# Short problem
Select each line where the word "name" appears.
───── Source material ─────
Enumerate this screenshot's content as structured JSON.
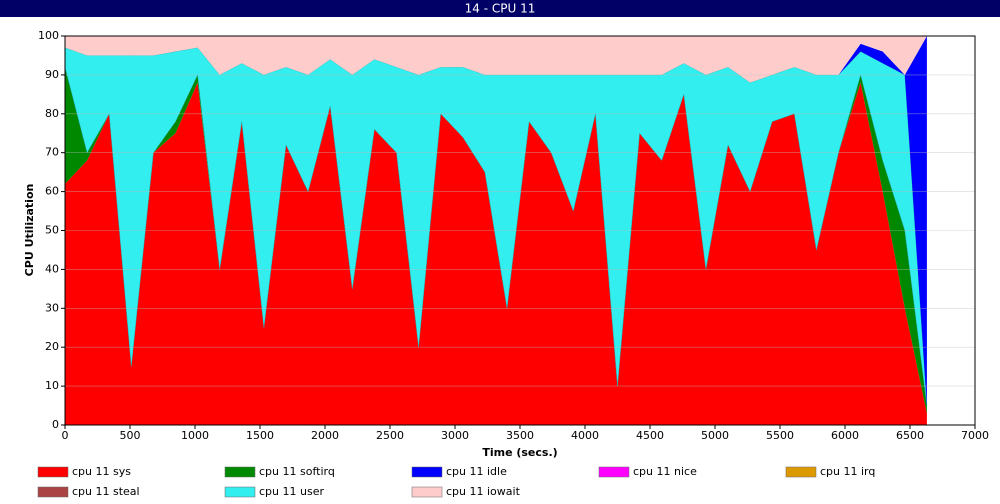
{
  "chart_data": {
    "type": "stacked-area",
    "title": "14 - CPU 11",
    "xlabel": "Time (secs.)",
    "ylabel": "CPU Utilization",
    "x": [
      0,
      170,
      340,
      510,
      680,
      850,
      1020,
      1190,
      1360,
      1530,
      1700,
      1870,
      2040,
      2210,
      2380,
      2550,
      2720,
      2890,
      3060,
      3230,
      3400,
      3570,
      3740,
      3910,
      4080,
      4250,
      4420,
      4590,
      4760,
      4930,
      5100,
      5270,
      5440,
      5610,
      5780,
      5950,
      6120,
      6290,
      6460,
      6630
    ],
    "series": [
      {
        "name": "cpu 11 sys",
        "color": "#ff0000",
        "values": [
          62,
          68,
          80,
          15,
          70,
          75,
          88,
          40,
          78,
          25,
          72,
          60,
          82,
          35,
          76,
          70,
          20,
          80,
          74,
          65,
          30,
          78,
          70,
          55,
          80,
          10,
          75,
          68,
          85,
          40,
          72,
          60,
          78,
          80,
          45,
          70,
          88,
          60,
          30,
          3
        ]
      },
      {
        "name": "cpu 11 softirq",
        "color": "#008800",
        "values": [
          30,
          2,
          0,
          0,
          0,
          3,
          2,
          0,
          0,
          0,
          0,
          0,
          0,
          0,
          0,
          0,
          0,
          0,
          0,
          0,
          0,
          0,
          0,
          0,
          0,
          0,
          0,
          0,
          0,
          0,
          0,
          0,
          0,
          0,
          0,
          0,
          2,
          8,
          20,
          2
        ]
      },
      {
        "name": "cpu 11 idle",
        "color": "#0000ff",
        "values": [
          0,
          0,
          0,
          0,
          0,
          0,
          0,
          0,
          0,
          0,
          0,
          0,
          0,
          0,
          0,
          0,
          0,
          0,
          0,
          0,
          0,
          0,
          0,
          0,
          0,
          0,
          0,
          0,
          0,
          0,
          0,
          0,
          0,
          0,
          0,
          0,
          2,
          3,
          0,
          95
        ]
      },
      {
        "name": "cpu 11 nice",
        "color": "#ff00ff",
        "values": [
          0,
          0,
          0,
          0,
          0,
          0,
          0,
          0,
          0,
          0,
          0,
          0,
          0,
          0,
          0,
          0,
          0,
          0,
          0,
          0,
          0,
          0,
          0,
          0,
          0,
          0,
          0,
          0,
          0,
          0,
          0,
          0,
          0,
          0,
          0,
          0,
          0,
          0,
          0,
          0
        ]
      },
      {
        "name": "cpu 11 irq",
        "color": "#dd9900",
        "values": [
          0,
          0,
          0,
          0,
          0,
          0,
          0,
          0,
          0,
          0,
          0,
          0,
          0,
          0,
          0,
          0,
          0,
          0,
          0,
          0,
          0,
          0,
          0,
          0,
          0,
          0,
          0,
          0,
          0,
          0,
          0,
          0,
          0,
          0,
          0,
          0,
          0,
          0,
          0,
          0
        ]
      },
      {
        "name": "cpu 11 steal",
        "color": "#aa4444",
        "values": [
          0,
          0,
          0,
          0,
          0,
          0,
          0,
          0,
          0,
          0,
          0,
          0,
          0,
          0,
          0,
          0,
          0,
          0,
          0,
          0,
          0,
          0,
          0,
          0,
          0,
          0,
          0,
          0,
          0,
          0,
          0,
          0,
          0,
          0,
          0,
          0,
          0,
          0,
          0,
          0
        ]
      },
      {
        "name": "cpu 11 user",
        "color": "#33eeee",
        "values": [
          5,
          25,
          15,
          80,
          25,
          18,
          7,
          50,
          15,
          65,
          20,
          30,
          12,
          55,
          18,
          22,
          70,
          12,
          18,
          25,
          60,
          12,
          20,
          35,
          10,
          80,
          15,
          22,
          8,
          50,
          20,
          28,
          12,
          12,
          45,
          20,
          6,
          25,
          40,
          0
        ]
      },
      {
        "name": "cpu 11 iowait",
        "color": "#ffcccc",
        "values": [
          3,
          5,
          5,
          5,
          5,
          4,
          3,
          10,
          7,
          10,
          8,
          10,
          6,
          10,
          6,
          8,
          10,
          8,
          8,
          10,
          10,
          10,
          10,
          10,
          10,
          10,
          10,
          10,
          7,
          10,
          8,
          12,
          10,
          8,
          10,
          10,
          2,
          4,
          10,
          0
        ]
      }
    ],
    "xlim": [
      0,
      7000
    ],
    "xticks": [
      0,
      500,
      1000,
      1500,
      2000,
      2500,
      3000,
      3500,
      4000,
      4500,
      5000,
      5500,
      6000,
      6500,
      7000
    ],
    "ylim": [
      0,
      100
    ],
    "yticks": [
      0,
      10,
      20,
      30,
      40,
      50,
      60,
      70,
      80,
      90,
      100
    ],
    "grid": true
  }
}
─────
# Problem solution
        "name": "cpu 11 sys",
        "name": "cpu 11 softirq",
        "name": "cpu 11 idle",
        "name": "cpu 11 nice",
        "name": "cpu 11 irq",
        "name": "cpu 11 steal",
        "name": "cpu 11 user",
        "name": "cpu 11 iowait",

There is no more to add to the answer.